WORK REQUIRED >> Make an exact copy of the lines, leaving the pictures out.

PROVIDED INFORMATION >>

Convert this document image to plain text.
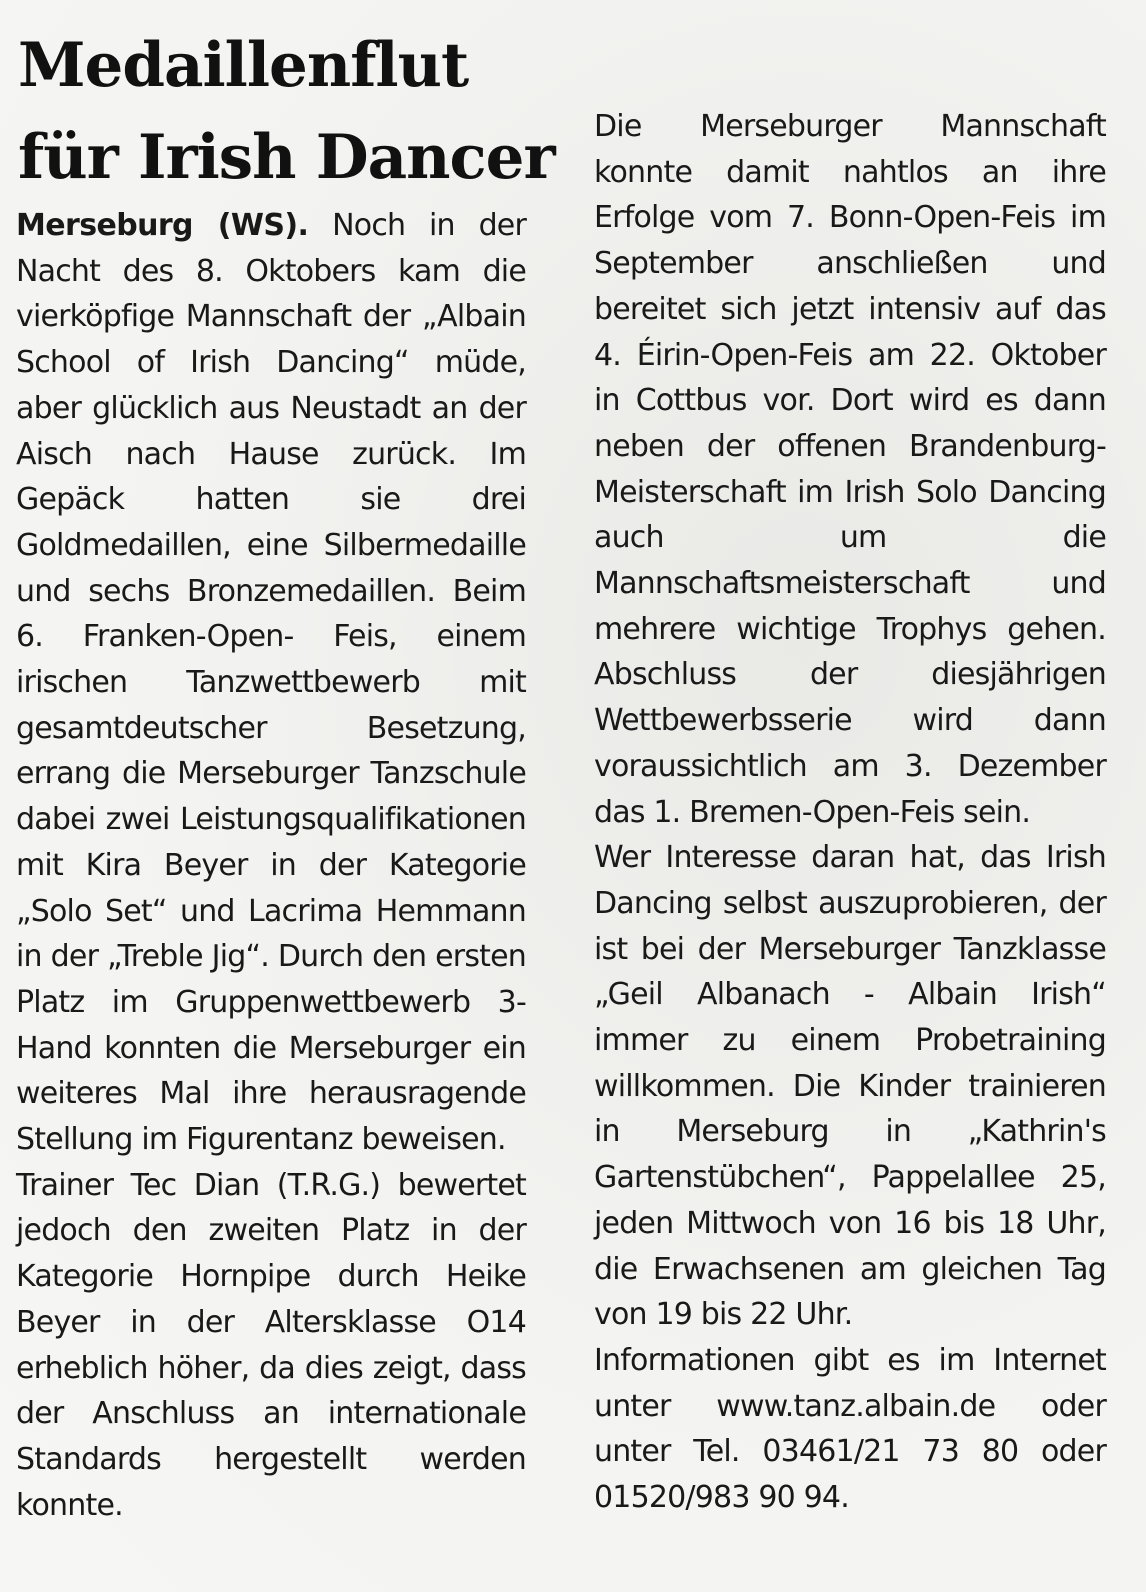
Medaillenflut
für Irish Dancer

Merseburg (WS). Noch in der Nacht des 8. Oktobers kam die vierköpfige Mannschaft der „Albain School of Irish Dancing“ müde, aber glücklich aus Neustadt an der Aisch nach Hause zurück. Im Gepäck hatten sie drei Goldmedaillen, eine Silbermedaille und sechs Bronzemedaillen. Beim 6. Franken-Open- Feis, einem irischen Tanzwettbewerb mit gesamtdeutscher Besetzung, errang die Merseburger Tanzschule dabei zwei Leistungsqualifikationen mit Kira Beyer in der Kategorie „Solo Set“ und Lacrima Hemmann in der „Treble Jig“. Durch den ersten Platz im Gruppenwettbewerb 3-Hand konnten die Merseburger ein weiteres Mal ihre herausragende Stellung im Figurentanz beweisen.

Trainer Tec Dian (T.R.G.) bewertet jedoch den zweiten Platz in der Kategorie Hornpipe durch Heike Beyer in der Altersklasse O14 erheblich höher, da dies zeigt, dass der Anschluss an internationale Standards hergestellt werden konnte.

Die Merseburger Mannschaft konnte damit nahtlos an ihre Erfolge vom 7. Bonn-Open-Feis im September anschließen und bereitet sich jetzt intensiv auf das 4. Éirin-Open-Feis am 22. Oktober in Cottbus vor. Dort wird es dann neben der offenen Brandenburg-Meisterschaft im Irish Solo Dancing auch um die Mannschaftsmeisterschaft und mehrere wichtige Trophys gehen. Abschluss der diesjährigen Wettbewerbsserie wird dann voraussichtlich am 3. Dezember das 1. Bremen-Open-Feis sein.

Wer Interesse daran hat, das Irish Dancing selbst auszuprobieren, der ist bei der Merseburger Tanzklasse „Geil Albanach - Albain Irish“ immer zu einem Probetraining willkommen. Die Kinder trainieren in Merseburg in „Kathrin's Gartenstübchen“, Pappelallee 25, jeden Mittwoch von 16 bis 18 Uhr, die Erwachsenen am gleichen Tag von 19 bis 22 Uhr.

Informationen gibt es im Internet unter www.tanz.albain.de oder unter Tel. 03461/21 73 80 oder 01520/983 90 94.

TASK OUTPUT >>
Convert this document image to plain text.
Medaillenflut
für Irish Dancer

Merseburg (WS). Noch in der Nacht des 8. Oktobers kam die vierköpfige Mannschaft der „Albain School of Irish Dancing“ müde, aber glücklich aus Neustadt an der Aisch nach Hause zurück. Im Gepäck hatten sie drei Goldmedaillen, eine Silbermedaille und sechs Bronzemedaillen. Beim 6. Franken-Open- Feis, einem irischen Tanzwettbewerb mit gesamtdeutscher Besetzung, errang die Merseburger Tanzschule dabei zwei Leistungsqualifikationen mit Kira Beyer in der Kategorie „Solo Set“ und Lacrima Hemmann in der „Treble Jig“. Durch den ersten Platz im Gruppenwettbewerb 3-Hand konnten die Merseburger ein weiteres Mal ihre herausragende Stellung im Figurentanz beweisen.

Trainer Tec Dian (T.R.G.) bewertet jedoch den zweiten Platz in der Kategorie Hornpipe durch Heike Beyer in der Altersklasse O14 erheblich höher, da dies zeigt, dass der Anschluss an internationale Standards hergestellt werden konnte.

Die Merseburger Mannschaft konnte damit nahtlos an ihre Erfolge vom 7. Bonn-Open-Feis im September anschließen und bereitet sich jetzt intensiv auf das 4. Éirin-Open-Feis am 22. Oktober in Cottbus vor. Dort wird es dann neben der offenen Brandenburg-Meisterschaft im Irish Solo Dancing auch um die Mannschaftsmeisterschaft und mehrere wichtige Trophys gehen. Abschluss der diesjährigen Wettbewerbsserie wird dann voraussichtlich am 3. Dezember das 1. Bremen-Open-Feis sein.

Wer Interesse daran hat, das Irish Dancing selbst auszuprobieren, der ist bei der Merseburger Tanzklasse „Geil Albanach - Albain Irish“ immer zu einem Probetraining willkommen. Die Kinder trainieren in Merseburg in „Kathrin's Gartenstübchen“, Pappelallee 25, jeden Mittwoch von 16 bis 18 Uhr, die Erwachsenen am gleichen Tag von 19 bis 22 Uhr.

Informationen gibt es im Internet unter www.tanz.albain.de oder unter Tel. 03461/21 73 80 oder 01520/983 90 94.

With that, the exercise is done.